** Start of Provided data **

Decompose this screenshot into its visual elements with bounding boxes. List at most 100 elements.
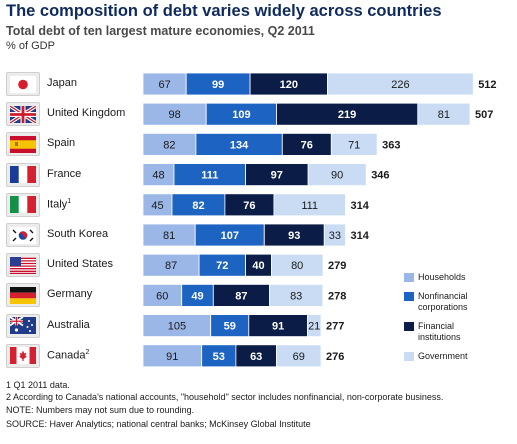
country-name: United States bbox=[47, 258, 114, 271]
total-label: 278 bbox=[328, 290, 346, 302]
bar-segment bbox=[323, 223, 346, 247]
data-label: 81 bbox=[438, 109, 450, 121]
legend-label: institutions bbox=[418, 332, 461, 342]
country-label: Italy1 bbox=[47, 198, 71, 211]
data-label: 91 bbox=[272, 321, 284, 333]
data-label: 53 bbox=[213, 351, 225, 363]
total-label: 363 bbox=[382, 139, 400, 151]
country-name: United Kingdom bbox=[47, 107, 126, 120]
legend-entry: Households bbox=[418, 272, 466, 283]
total-label: 277 bbox=[326, 321, 344, 333]
total-label: 346 bbox=[371, 170, 389, 182]
data-label: 48 bbox=[152, 170, 164, 182]
data-label: 67 bbox=[158, 79, 170, 91]
total-label: 314 bbox=[351, 200, 370, 212]
country-label: Germany bbox=[47, 288, 92, 300]
data-label: 59 bbox=[224, 321, 236, 333]
footnote-note: NOTE: Numbers may not sum due to roundin… bbox=[6, 405, 195, 415]
total-label: 279 bbox=[328, 260, 346, 272]
country-name: Germany bbox=[47, 288, 93, 301]
country-label: Japan bbox=[47, 77, 77, 89]
data-label: 82 bbox=[163, 139, 175, 151]
country-label: Spain bbox=[47, 137, 75, 149]
total-label: 276 bbox=[326, 351, 344, 363]
chart-title: The composition of debt varies widely ac… bbox=[6, 2, 442, 20]
data-label: 60 bbox=[156, 290, 168, 302]
australia-flag-icon bbox=[6, 313, 40, 338]
united-states-flag-icon bbox=[6, 253, 40, 278]
data-label: 226 bbox=[391, 79, 409, 91]
country-name: South Korea bbox=[47, 228, 109, 240]
legend-label: Government bbox=[418, 351, 468, 361]
legend-label: Financial bbox=[418, 321, 455, 331]
bar-segment bbox=[307, 163, 367, 187]
data-label: 91 bbox=[166, 351, 178, 363]
country-name: Japan bbox=[47, 77, 77, 89]
data-label: 97 bbox=[271, 170, 283, 182]
data-label: 40 bbox=[252, 260, 264, 272]
italy-flag-icon bbox=[6, 192, 40, 217]
total-label: 512 bbox=[478, 79, 496, 91]
bar-segment bbox=[276, 344, 322, 368]
data-label: 76 bbox=[301, 139, 313, 151]
country-label: United Kingdom bbox=[47, 107, 125, 119]
country-name: Spain bbox=[47, 137, 76, 150]
data-label: 71 bbox=[348, 139, 360, 151]
country-name: Italy bbox=[47, 198, 68, 211]
data-label: 76 bbox=[243, 200, 255, 212]
footnote-1: 1 Q1 2011 data. bbox=[6, 380, 70, 390]
data-label: 33 bbox=[329, 230, 341, 242]
bar-segment bbox=[417, 102, 471, 126]
legend-swatch bbox=[404, 322, 414, 331]
data-label: 87 bbox=[235, 290, 247, 302]
country-label: United States bbox=[47, 258, 113, 270]
unit-label: % of GDP bbox=[6, 40, 55, 52]
canada-flag-icon bbox=[6, 343, 40, 368]
country-name: Australia bbox=[47, 318, 90, 331]
total-label: 507 bbox=[475, 109, 493, 121]
data-label: 134 bbox=[230, 139, 249, 151]
data-label: 120 bbox=[280, 79, 298, 91]
legend-entry: Government bbox=[418, 351, 468, 362]
legend-label: Households bbox=[418, 272, 466, 282]
footnote-source: SOURCE: Haver Analytics; national centra… bbox=[6, 419, 311, 429]
france-flag-icon bbox=[6, 162, 40, 187]
country-label: Canada2 bbox=[47, 349, 89, 362]
data-label: 83 bbox=[290, 290, 302, 302]
country-label: Australia bbox=[47, 319, 90, 331]
bar-segment bbox=[268, 283, 324, 307]
data-label: 21 bbox=[308, 321, 320, 333]
data-label: 87 bbox=[165, 260, 177, 272]
data-label: 109 bbox=[232, 109, 250, 121]
legend-label: Nonfinancial bbox=[418, 291, 468, 301]
data-label: 63 bbox=[250, 351, 262, 363]
data-label: 111 bbox=[301, 200, 318, 212]
bar-segment bbox=[307, 314, 322, 338]
data-label: 80 bbox=[291, 260, 303, 272]
country-label: France bbox=[47, 168, 81, 180]
footnote-2: 2 According to Canada's national account… bbox=[6, 392, 444, 402]
total-label: 314 bbox=[351, 230, 370, 242]
bar-segment bbox=[270, 253, 324, 277]
data-label: 99 bbox=[212, 79, 224, 91]
south-korea-flag-icon bbox=[6, 223, 40, 247]
data-label: 93 bbox=[288, 230, 300, 242]
legend-label: corporations bbox=[418, 302, 468, 312]
legend-entry: Nonfinancial corporations bbox=[418, 291, 468, 313]
legend-swatch bbox=[404, 292, 414, 301]
country-name: Canada bbox=[47, 349, 86, 362]
germany-flag-icon bbox=[6, 283, 40, 308]
data-label: 107 bbox=[221, 230, 239, 242]
data-label: 90 bbox=[331, 170, 343, 182]
bar-segment bbox=[273, 193, 346, 217]
japan-flag-icon bbox=[6, 72, 40, 96]
chart-subtitle: Total debt of ten largest mature economi… bbox=[6, 24, 315, 38]
country-name: France bbox=[47, 167, 82, 180]
bar-segment bbox=[330, 132, 378, 156]
data-label: 219 bbox=[338, 109, 356, 121]
united-kingdom-flag-icon bbox=[6, 102, 40, 127]
data-label: 105 bbox=[168, 321, 186, 333]
data-label: 69 bbox=[293, 351, 305, 363]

** End of Provided data **

Take everything in the data from the line containing "country-name: United States" down to the line containing "legend-swatch bbox=[404, 322, 414, 331]", and write those lines out again with "total-label" swapped for "sum-label" wherever it occurs, changing nothing else.

§ **Written answer**
country-name: United States bbox=[47, 258, 114, 271]
sum-label: 278 bbox=[328, 290, 346, 302]
bar-segment bbox=[323, 223, 346, 247]
data-label: 81 bbox=[438, 109, 450, 121]
legend-label: institutions bbox=[418, 332, 461, 342]
country-label: Italy1 bbox=[47, 198, 71, 211]
data-label: 91 bbox=[272, 321, 284, 333]
data-label: 53 bbox=[213, 351, 225, 363]
sum-label: 363 bbox=[382, 139, 400, 151]
country-name: United Kingdom bbox=[47, 107, 126, 120]
legend-entry: Households bbox=[418, 272, 466, 283]
sum-label: 277 bbox=[326, 321, 344, 333]
sum-label: 346 bbox=[371, 170, 389, 182]
data-label: 48 bbox=[152, 170, 164, 182]
data-label: 67 bbox=[158, 79, 170, 91]
sum-label: 314 bbox=[351, 200, 370, 212]
country-label: Germany bbox=[47, 288, 92, 300]
data-label: 59 bbox=[224, 321, 236, 333]
footnote-note: NOTE: Numbers may not sum due to roundin… bbox=[6, 405, 195, 415]
sum-label: 279 bbox=[328, 260, 346, 272]
country-name: Germany bbox=[47, 288, 93, 301]
country-label: Japan bbox=[47, 77, 77, 89]
data-label: 82 bbox=[163, 139, 175, 151]
country-label: Spain bbox=[47, 137, 75, 149]
sum-label: 276 bbox=[326, 351, 344, 363]
chart-title: The composition of debt varies widely ac… bbox=[6, 2, 442, 20]
data-label: 60 bbox=[156, 290, 168, 302]
australia-flag-icon bbox=[6, 313, 40, 338]
united-states-flag-icon bbox=[6, 253, 40, 278]
data-label: 226 bbox=[391, 79, 409, 91]
country-name: South Korea bbox=[47, 228, 109, 240]
legend-label: Government bbox=[418, 351, 468, 361]
legend-label: Financial bbox=[418, 321, 455, 331]
bar-segment bbox=[307, 163, 367, 187]
data-label: 91 bbox=[166, 351, 178, 363]
country-name: Japan bbox=[47, 77, 77, 89]
data-label: 97 bbox=[271, 170, 283, 182]
data-label: 40 bbox=[252, 260, 264, 272]
italy-flag-icon bbox=[6, 192, 40, 217]
sum-label: 512 bbox=[478, 79, 496, 91]
bar-segment bbox=[276, 344, 322, 368]
data-label: 76 bbox=[301, 139, 313, 151]
country-label: United Kingdom bbox=[47, 107, 125, 119]
country-name: Spain bbox=[47, 137, 76, 150]
data-label: 71 bbox=[348, 139, 360, 151]
country-name: Italy bbox=[47, 198, 68, 211]
data-label: 76 bbox=[243, 200, 255, 212]
footnote-1: 1 Q1 2011 data. bbox=[6, 380, 70, 390]
data-label: 33 bbox=[329, 230, 341, 242]
bar-segment bbox=[417, 102, 471, 126]
legend-swatch bbox=[404, 322, 414, 331]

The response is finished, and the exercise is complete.